Given instruction » Copy out all of the data below with no alterations.

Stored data
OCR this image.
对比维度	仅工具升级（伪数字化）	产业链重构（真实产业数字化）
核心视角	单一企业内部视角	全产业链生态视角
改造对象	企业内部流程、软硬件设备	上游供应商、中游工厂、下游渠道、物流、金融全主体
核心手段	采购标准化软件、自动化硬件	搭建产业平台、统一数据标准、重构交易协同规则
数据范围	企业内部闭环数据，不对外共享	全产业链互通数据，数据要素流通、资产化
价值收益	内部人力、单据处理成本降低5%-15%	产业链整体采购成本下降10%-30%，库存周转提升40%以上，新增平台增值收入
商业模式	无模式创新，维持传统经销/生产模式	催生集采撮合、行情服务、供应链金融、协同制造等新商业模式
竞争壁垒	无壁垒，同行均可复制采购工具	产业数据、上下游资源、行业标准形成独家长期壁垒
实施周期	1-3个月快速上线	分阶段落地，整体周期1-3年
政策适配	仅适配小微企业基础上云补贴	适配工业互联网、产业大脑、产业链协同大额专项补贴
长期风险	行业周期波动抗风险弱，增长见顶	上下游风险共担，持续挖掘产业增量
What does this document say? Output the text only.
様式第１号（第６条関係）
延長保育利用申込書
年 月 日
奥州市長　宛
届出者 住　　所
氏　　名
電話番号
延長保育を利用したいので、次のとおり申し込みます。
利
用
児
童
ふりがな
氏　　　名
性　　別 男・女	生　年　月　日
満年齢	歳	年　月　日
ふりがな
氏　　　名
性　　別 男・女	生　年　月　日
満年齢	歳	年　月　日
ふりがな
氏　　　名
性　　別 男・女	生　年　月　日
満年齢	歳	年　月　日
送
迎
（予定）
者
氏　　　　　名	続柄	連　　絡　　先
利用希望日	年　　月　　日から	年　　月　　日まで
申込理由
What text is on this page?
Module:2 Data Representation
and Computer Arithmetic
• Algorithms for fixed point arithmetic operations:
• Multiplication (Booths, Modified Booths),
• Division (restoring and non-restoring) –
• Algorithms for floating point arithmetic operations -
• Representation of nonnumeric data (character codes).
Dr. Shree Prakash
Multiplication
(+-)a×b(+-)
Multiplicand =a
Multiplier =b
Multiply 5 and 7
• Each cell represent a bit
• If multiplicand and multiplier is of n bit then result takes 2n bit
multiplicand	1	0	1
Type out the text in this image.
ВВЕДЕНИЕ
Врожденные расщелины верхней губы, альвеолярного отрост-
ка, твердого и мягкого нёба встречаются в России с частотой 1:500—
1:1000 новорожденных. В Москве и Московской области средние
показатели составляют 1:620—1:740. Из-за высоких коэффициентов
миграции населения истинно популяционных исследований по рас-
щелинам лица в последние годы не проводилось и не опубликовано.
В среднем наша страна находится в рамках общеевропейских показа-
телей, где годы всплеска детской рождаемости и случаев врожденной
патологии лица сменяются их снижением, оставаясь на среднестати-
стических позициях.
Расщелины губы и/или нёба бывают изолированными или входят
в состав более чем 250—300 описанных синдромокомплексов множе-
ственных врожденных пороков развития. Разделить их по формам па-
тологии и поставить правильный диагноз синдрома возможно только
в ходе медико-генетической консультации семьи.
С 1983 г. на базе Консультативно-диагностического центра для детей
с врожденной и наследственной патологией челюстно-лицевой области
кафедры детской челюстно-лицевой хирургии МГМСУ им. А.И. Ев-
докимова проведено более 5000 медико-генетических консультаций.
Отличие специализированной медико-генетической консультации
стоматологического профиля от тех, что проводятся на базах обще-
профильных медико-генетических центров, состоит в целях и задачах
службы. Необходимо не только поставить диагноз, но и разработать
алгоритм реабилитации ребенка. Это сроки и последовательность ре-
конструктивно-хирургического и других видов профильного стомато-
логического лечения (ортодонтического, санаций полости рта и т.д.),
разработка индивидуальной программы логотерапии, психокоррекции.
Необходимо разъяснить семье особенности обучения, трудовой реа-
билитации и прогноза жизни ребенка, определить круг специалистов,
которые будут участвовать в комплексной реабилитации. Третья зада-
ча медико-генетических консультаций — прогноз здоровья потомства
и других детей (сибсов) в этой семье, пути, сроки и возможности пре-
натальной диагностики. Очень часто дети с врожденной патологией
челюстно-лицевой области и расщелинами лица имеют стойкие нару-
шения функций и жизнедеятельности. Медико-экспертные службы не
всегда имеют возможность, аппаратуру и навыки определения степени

Answer to the task »
OCR this image.
对比维度	仅工具升级（伪数字化）	产业链重构（真实产业数字化）
核心视角	单一企业内部视角	全产业链生态视角
改造对象	企业内部流程、软硬件设备	上游供应商、中游工厂、下游渠道、物流、金融全主体
核心手段	采购标准化软件、自动化硬件	搭建产业平台、统一数据标准、重构交易协同规则
数据范围	企业内部闭环数据，不对外共享	全产业链互通数据，数据要素流通、资产化
价值收益	内部人力、单据处理成本降低5%-15%	产业链整体采购成本下降10%-30%，库存周转提升40%以上，新增平台增值收入
商业模式	无模式创新，维持传统经销/生产模式	催生集采撮合、行情服务、供应链金融、协同制造等新商业模式
竞争壁垒	无壁垒，同行均可复制采购工具	产业数据、上下游资源、行业标准形成独家长期壁垒
实施周期	1-3个月快速上线	分阶段落地，整体周期1-3年
政策适配	仅适配小微企业基础上云补贴	适配工业互联网、产业大脑、产业链协同大额专项补贴
长期风险	行业周期波动抗风险弱，增长见顶	上下游风险共担，持续挖掘产业增量
What does this document say? Output the text only.
様式第１号（第６条関係）
延長保育利用申込書
年 月 日
奥州市長　宛
届出者 住　　所
氏　　名
電話番号
延長保育を利用したいので、次のとおり申し込みます。
利
用
児
童
ふりがな
氏　　　名
性　　別 男・女	生　年　月　日
満年齢	歳	年　月　日
ふりがな
氏　　　名
性　　別 男・女	生　年　月　日
満年齢	歳	年　月　日
ふりがな
氏　　　名
性　　別 男・女	生　年　月　日
満年齢	歳	年　月　日
送
迎
（予定）
者
氏　　　　　名	続柄	連　　絡　　先
利用希望日	年　　月　　日から	年　　月　　日まで
申込理由
What text is on this page?
Module:2 Data Representation
and Computer Arithmetic
• Algorithms for fixed point arithmetic operations:
• Multiplication (Booths, Modified Booths),
• Division (restoring and non-restoring) –
• Algorithms for floating point arithmetic operations -
• Representation of nonnumeric data (character codes).
Dr. Shree Prakash
Multiplication
(+-)a×b(+-)
Multiplicand =a
Multiplier =b
Multiply 5 and 7
• Each cell represent a bit
• If multiplicand and multiplier is of n bit then result takes 2n bit
multiplicand	1	0	1
Type out the text in this image.
ВВЕДЕНИЕ
Врожденные расщелины верхней губы, альвеолярного отрост-
ка, твердого и мягкого нёба встречаются в России с частотой 1:500—
1:1000 новорожденных. В Москве и Московской области средние
показатели составляют 1:620—1:740. Из-за высоких коэффициентов
миграции населения истинно популяционных исследований по рас-
щелинам лица в последние годы не проводилось и не опубликовано.
В среднем наша страна находится в рамках общеевропейских показа-
телей, где годы всплеска детской рождаемости и случаев врожденной
патологии лица сменяются их снижением, оставаясь на среднестати-
стических позициях.
Расщелины губы и/или нёба бывают изолированными или входят
в состав более чем 250—300 описанных синдромокомплексов множе-
ственных врожденных пороков развития. Разделить их по формам па-
тологии и поставить правильный диагноз синдрома возможно только
в ходе медико-генетической консультации семьи.
С 1983 г. на базе Консультативно-диагностического центра для детей
с врожденной и наследственной патологией челюстно-лицевой области
кафедры детской челюстно-лицевой хирургии МГМСУ им. А.И. Ев-
докимова проведено более 5000 медико-генетических консультаций.
Отличие специализированной медико-генетической консультации
стоматологического профиля от тех, что проводятся на базах обще-
профильных медико-генетических центров, состоит в целях и задачах
службы. Необходимо не только поставить диагноз, но и разработать
алгоритм реабилитации ребенка. Это сроки и последовательность ре-
конструктивно-хирургического и других видов профильного стомато-
логического лечения (ортодонтического, санаций полости рта и т.д.),
разработка индивидуальной программы логотерапии, психокоррекции.
Необходимо разъяснить семье особенности обучения, трудовой реа-
билитации и прогноза жизни ребенка, определить круг специалистов,
которые будут участвовать в комплексной реабилитации. Третья зада-
ча медико-генетических консультаций — прогноз здоровья потомства
и других детей (сибсов) в этой семье, пути, сроки и возможности пре-
натальной диагностики. Очень часто дети с врожденной патологией
челюстно-лицевой области и расщелинами лица имеют стойкие нару-
шения функций и жизнедеятельности. Медико-экспертные службы не
всегда имеют возможность, аппаратуру и навыки определения степени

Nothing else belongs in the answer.